• _Extrait_:
--------------------------------
Juste pour être sûr : Penses-tu que le Core Group est prêt à accepter que les auteurs de l'assassinat fassent peut-être partie du nouveau gouvernement ?

Oui. C'est comme ça. C'est incroyable.

Le Core Group réclament des élections. Quand auront-elles lieu ?

Plus cette année, comme prévu initialement par le Core Group. Cela au moins, ils l'ont compris. La société civile vient donc de conclure un nouveau pacte en vue d'organiser des élections équitables, ce qui n’a pas été le cas ces dernières années. Nous avions des taux de participation de 20 à 25 %, les deux derniers présidents ont été élus par quelques centaines de milliers de voix. Nous avons un problème de gouvernance en Haïti. Il n'y a pas eu de solution constitutionnelle après l'assassinat de Jovenel Moïse. Parce que les derniers mois du règne de Moïse étaient déjà anticonstitutionnels. Il aurait dû démissionner en février. Au lieu de cela, il a gouverné sans parlement, par décret uniquement et avec le soutien des gangs et du Core Group. Ce dernier, dirigé par l'administration Biden, a également décidé qui prendrait en charge le gouvernement et la présidence par intérim. S'il n'y a pas de président légitime, le président de la Cour suprême aurait dû prendre en charge les affaires du gouvernement. C'est ce que prévoit la Constitution.

La société civile a-t-elle une alternative à offrir ?

Depuis janvier de cette année, 360 organisations haïtiennes, dont des églises protestantes et épiscopales, ont uni leurs forces. Nous avons créé une « Commission pour une solution haïtienne à la crise ». Treize Haïtien:nes jouissant de respect de tous ont été mandaté:es pour parvenir à un accord politique sur la formation d'un gouvernement de transition pour mener à bien une éventuelle transition. Un accord a été trouvé sur ce que pourrait être un processus transparent et inclusif visant à nommer un président de transition, un premier ministre et son cabinet - sans tenir d'élections. Dans le cadre de ce processus, la Commission a reçu le soutien de tous les partis politiques, des églises, du secteur privé et de la société civile. Ce gouvernement de transition aurait pour taches principales de réorganiser le système électoral, y compris le registre électoral, de renforcer la police pour assurer le respect de la loi et de développer le système judiciaire pour poursuivre les violations des droits de l'homme et de la constitution. L'impunité en Haïti est un problème central. Tout le monde est concerné par ce processus, sauf le parti au pouvoir, les gangs et la communauté internationale, y compris les États-Unis. Mais cela ne nous empêchera pas de rechercher un soutien mondial pour ce projet.
--------------------------------
• _Consigne 1_: Reproduisez, s'il vous plaît, le passage de l'extrait compris entre « Juste pour être » et « nouveau gouvernement ? », ces deux passages inclus.
• _Consigne 2_: D'après l'extrait, combien d'organisations haïtiennes ont uni leurs forces depuis janvier de cette année ?

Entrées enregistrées
--------------------------------
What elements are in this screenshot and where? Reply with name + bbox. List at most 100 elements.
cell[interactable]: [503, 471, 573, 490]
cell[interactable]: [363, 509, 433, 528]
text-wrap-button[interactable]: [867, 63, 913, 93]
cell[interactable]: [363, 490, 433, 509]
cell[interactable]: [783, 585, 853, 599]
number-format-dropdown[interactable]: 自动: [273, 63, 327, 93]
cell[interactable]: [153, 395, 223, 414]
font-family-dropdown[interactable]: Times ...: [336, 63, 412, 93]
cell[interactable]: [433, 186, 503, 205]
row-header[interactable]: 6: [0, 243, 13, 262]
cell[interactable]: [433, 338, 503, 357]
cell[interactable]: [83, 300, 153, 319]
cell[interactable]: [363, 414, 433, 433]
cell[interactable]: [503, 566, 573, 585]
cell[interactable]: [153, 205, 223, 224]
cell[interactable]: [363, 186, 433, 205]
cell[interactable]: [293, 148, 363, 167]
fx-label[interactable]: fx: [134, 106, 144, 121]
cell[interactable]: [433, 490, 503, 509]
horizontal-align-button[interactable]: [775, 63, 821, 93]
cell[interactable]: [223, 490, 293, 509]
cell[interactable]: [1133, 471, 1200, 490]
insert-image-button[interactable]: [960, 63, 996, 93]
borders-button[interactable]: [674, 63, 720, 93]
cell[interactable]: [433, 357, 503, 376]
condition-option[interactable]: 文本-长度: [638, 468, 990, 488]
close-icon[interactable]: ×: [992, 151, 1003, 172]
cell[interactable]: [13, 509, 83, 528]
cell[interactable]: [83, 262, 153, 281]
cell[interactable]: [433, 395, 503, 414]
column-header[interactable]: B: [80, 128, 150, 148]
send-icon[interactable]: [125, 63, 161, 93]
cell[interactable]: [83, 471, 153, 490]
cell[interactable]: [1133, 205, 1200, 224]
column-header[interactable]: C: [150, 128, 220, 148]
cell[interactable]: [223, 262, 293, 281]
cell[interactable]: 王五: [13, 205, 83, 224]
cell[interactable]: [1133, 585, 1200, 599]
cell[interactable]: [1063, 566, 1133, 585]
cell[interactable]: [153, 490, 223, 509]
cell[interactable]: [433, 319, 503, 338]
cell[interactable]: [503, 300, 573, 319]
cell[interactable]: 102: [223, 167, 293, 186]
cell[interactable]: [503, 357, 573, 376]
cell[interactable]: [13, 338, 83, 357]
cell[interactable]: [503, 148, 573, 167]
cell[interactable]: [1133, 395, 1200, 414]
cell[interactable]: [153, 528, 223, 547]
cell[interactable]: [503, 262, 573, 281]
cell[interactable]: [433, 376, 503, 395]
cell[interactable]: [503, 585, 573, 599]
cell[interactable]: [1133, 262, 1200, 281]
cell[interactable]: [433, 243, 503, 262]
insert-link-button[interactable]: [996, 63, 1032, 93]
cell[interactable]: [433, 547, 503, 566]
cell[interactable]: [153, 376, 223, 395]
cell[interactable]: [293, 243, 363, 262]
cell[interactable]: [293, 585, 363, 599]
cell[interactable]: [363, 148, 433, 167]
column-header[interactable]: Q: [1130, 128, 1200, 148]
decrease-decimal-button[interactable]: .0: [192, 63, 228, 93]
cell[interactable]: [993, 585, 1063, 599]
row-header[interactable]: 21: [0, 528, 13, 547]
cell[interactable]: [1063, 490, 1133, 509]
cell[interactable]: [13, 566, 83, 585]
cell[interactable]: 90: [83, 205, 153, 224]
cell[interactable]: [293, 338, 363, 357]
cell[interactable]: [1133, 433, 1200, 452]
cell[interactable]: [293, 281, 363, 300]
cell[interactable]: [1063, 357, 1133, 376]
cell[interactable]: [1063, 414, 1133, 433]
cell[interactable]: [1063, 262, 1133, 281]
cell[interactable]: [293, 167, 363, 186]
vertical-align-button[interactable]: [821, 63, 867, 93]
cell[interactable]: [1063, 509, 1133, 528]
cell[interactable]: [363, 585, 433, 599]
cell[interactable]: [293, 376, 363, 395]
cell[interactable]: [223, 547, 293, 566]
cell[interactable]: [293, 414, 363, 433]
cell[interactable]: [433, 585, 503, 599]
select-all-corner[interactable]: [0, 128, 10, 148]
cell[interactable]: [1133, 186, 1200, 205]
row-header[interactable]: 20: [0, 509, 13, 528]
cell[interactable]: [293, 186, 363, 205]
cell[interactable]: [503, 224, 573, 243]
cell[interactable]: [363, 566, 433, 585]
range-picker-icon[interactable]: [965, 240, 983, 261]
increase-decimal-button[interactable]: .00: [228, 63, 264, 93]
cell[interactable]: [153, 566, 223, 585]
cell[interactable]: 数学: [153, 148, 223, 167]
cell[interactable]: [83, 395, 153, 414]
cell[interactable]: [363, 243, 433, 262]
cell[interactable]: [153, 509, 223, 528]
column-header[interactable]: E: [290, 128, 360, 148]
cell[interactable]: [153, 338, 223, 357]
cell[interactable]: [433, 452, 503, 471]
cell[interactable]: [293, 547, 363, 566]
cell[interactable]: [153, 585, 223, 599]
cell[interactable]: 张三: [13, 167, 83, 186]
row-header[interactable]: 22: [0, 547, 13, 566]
--------------------------------
• _Corrigé 1_:
Juste pour être sûr : Penses-tu que le Core Group est prêt à accepter que les auteurs de l'assassinat fassent peut-être partie du nouveau gouvernement ?

• _Corrigé 2_: 360 organisations haïtiennes.